(Exercise details)
Please recast every row below as a JSON list of strings, one string per line, leaving out blank lines.

### Rows ###

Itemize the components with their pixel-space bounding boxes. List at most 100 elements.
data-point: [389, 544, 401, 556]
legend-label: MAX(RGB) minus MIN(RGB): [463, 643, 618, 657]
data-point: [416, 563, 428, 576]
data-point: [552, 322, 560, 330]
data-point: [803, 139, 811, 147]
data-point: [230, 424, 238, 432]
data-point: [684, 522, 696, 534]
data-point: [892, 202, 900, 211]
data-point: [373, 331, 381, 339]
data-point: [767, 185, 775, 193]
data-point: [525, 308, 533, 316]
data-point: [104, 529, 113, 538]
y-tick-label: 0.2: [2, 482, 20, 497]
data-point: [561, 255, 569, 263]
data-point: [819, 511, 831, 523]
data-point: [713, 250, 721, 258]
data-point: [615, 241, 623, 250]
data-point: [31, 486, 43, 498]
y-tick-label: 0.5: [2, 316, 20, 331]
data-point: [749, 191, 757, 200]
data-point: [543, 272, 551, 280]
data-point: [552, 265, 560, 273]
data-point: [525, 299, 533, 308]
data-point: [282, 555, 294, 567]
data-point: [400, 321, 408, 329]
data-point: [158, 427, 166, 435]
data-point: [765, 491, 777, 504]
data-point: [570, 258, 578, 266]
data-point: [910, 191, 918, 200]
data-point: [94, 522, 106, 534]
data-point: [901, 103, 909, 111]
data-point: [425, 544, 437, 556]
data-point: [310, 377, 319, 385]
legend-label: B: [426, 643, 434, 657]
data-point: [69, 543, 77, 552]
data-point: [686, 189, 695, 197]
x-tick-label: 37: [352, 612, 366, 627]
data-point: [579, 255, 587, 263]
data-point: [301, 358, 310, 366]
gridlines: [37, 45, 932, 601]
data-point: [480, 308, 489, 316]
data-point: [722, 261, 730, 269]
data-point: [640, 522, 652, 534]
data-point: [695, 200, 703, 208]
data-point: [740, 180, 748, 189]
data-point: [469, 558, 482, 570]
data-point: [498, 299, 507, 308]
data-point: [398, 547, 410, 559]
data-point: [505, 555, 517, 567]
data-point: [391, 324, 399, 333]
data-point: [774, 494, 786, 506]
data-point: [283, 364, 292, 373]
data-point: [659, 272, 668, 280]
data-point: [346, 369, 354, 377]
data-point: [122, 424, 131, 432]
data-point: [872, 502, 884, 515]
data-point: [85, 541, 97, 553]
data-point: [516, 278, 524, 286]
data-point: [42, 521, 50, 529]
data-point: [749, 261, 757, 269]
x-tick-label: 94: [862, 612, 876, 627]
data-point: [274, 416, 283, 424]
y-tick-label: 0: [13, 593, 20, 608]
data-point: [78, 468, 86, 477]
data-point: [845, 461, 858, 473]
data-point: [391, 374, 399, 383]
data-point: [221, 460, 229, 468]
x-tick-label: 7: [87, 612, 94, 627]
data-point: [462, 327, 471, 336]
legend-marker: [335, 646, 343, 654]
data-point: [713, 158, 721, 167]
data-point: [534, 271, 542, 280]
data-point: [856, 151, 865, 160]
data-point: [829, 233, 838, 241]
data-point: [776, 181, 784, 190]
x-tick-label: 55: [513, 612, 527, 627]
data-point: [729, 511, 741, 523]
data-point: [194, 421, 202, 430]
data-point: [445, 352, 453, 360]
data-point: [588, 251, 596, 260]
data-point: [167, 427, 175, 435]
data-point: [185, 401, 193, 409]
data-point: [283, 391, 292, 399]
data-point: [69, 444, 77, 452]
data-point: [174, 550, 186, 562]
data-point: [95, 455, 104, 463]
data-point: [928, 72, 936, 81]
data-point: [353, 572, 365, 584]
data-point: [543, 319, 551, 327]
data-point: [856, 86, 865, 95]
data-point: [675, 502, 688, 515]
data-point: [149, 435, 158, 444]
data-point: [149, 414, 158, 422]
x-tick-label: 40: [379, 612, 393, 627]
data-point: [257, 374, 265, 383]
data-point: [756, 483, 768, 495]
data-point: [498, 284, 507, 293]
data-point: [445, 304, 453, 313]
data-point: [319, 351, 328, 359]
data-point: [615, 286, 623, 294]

###

(Answer to this task)
[
  "Itemize the components with their pixel-space bounding boxes. List at most 100 elements.",
  "data-point: [389, 544, 401, 556]",
  "legend-label: MAX(RGB) minus MIN(RGB): [463, 643, 618, 657]",
  "data-point: [416, 563, 428, 576]",
  "data-point: [552, 322, 560, 330]",
  "data-point: [803, 139, 811, 147]",
  "data-point: [230, 424, 238, 432]",
  "data-point: [684, 522, 696, 534]",
  "data-point: [892, 202, 900, 211]",
  "data-point: [373, 331, 381, 339]",
  "data-point: [767, 185, 775, 193]",
  "data-point: [525, 308, 533, 316]",
  "data-point: [104, 529, 113, 538]",
  "y-tick-label: 0.2: [2, 482, 20, 497]",
  "data-point: [561, 255, 569, 263]",
  "data-point: [819, 511, 831, 523]",
  "data-point: [713, 250, 721, 258]",
  "data-point: [615, 241, 623, 250]",
  "data-point: [31, 486, 43, 498]",
  "y-tick-label: 0.5: [2, 316, 20, 331]",
  "data-point: [749, 191, 757, 200]",
  "data-point: [543, 272, 551, 280]",
  "data-point: [552, 265, 560, 273]",
  "data-point: [525, 299, 533, 308]",
  "data-point: [282, 555, 294, 567]",
  "data-point: [400, 321, 408, 329]",
  "data-point: [158, 427, 166, 435]",
  "data-point: [765, 491, 777, 504]",
  "data-point: [570, 258, 578, 266]",
  "data-point: [910, 191, 918, 200]",
  "data-point: [94, 522, 106, 534]",
  "data-point: [901, 103, 909, 111]",
  "data-point: [425, 544, 437, 556]",
  "data-point: [310, 377, 319, 385]",
  "legend-label: B: [426, 643, 434, 657]",
  "data-point: [69, 543, 77, 552]",
  "data-point: [686, 189, 695, 197]",
  "x-tick-label: 37: [352, 612, 366, 627]",
  "data-point: [579, 255, 587, 263]",
  "data-point: [301, 358, 310, 366]",
  "gridlines: [37, 45, 932, 601]",
  "data-point: [480, 308, 489, 316]",
  "data-point: [722, 261, 730, 269]",
  "data-point: [640, 522, 652, 534]",
  "data-point: [695, 200, 703, 208]",
  "data-point: [740, 180, 748, 189]",
  "data-point: [469, 558, 482, 570]",
  "data-point: [498, 299, 507, 308]",
  "data-point: [398, 547, 410, 559]",
  "data-point: [505, 555, 517, 567]",
  "data-point: [391, 324, 399, 333]",
  "data-point: [774, 494, 786, 506]",
  "data-point: [283, 364, 292, 373]",
  "data-point: [659, 272, 668, 280]",
  "data-point: [346, 369, 354, 377]",
  "data-point: [122, 424, 131, 432]",
  "data-point: [872, 502, 884, 515]",
  "data-point: [85, 541, 97, 553]",
  "data-point: [516, 278, 524, 286]",
  "data-point: [42, 521, 50, 529]",
  "data-point: [749, 261, 757, 269]",
  "x-tick-label: 94: [862, 612, 876, 627]",
  "data-point: [274, 416, 283, 424]",
  "y-tick-label: 0: [13, 593, 20, 608]",
  "data-point: [78, 468, 86, 477]",
  "data-point: [845, 461, 858, 473]",
  "data-point: [391, 374, 399, 383]",
  "data-point: [221, 460, 229, 468]",
  "x-tick-label: 7: [87, 612, 94, 627]",
  "data-point: [462, 327, 471, 336]",
  "legend-marker: [335, 646, 343, 654]",
  "data-point: [713, 158, 721, 167]",
  "data-point: [534, 271, 542, 280]",
  "data-point: [856, 151, 865, 160]",
  "data-point: [829, 233, 838, 241]",
  "data-point: [776, 181, 784, 190]",
  "x-tick-label: 55: [513, 612, 527, 627]",
  "data-point: [729, 511, 741, 523]",
  "data-point: [194, 421, 202, 430]",
  "data-point: [445, 352, 453, 360]",
  "data-point: [588, 251, 596, 260]",
  "data-point: [167, 427, 175, 435]",
  "data-point: [185, 401, 193, 409]",
  "data-point: [283, 391, 292, 399]",
  "data-point: [69, 444, 77, 452]",
  "data-point: [174, 550, 186, 562]",
  "data-point: [95, 455, 104, 463]",
  "data-point: [928, 72, 936, 81]",
  "data-point: [353, 572, 365, 584]",
  "data-point: [543, 319, 551, 327]",
  "data-point: [856, 86, 865, 95]",
  "data-point: [675, 502, 688, 515]",
  "data-point: [149, 435, 158, 444]",
  "data-point: [149, 414, 158, 422]",
  "x-tick-label: 40: [379, 612, 393, 627]",
  "data-point: [257, 374, 265, 383]",
  "data-point: [756, 483, 768, 495]",
  "data-point: [498, 284, 507, 293]",
  "data-point: [445, 304, 453, 313]",
  "data-point: [319, 351, 328, 359]",
  "data-point: [615, 286, 623, 294]"
]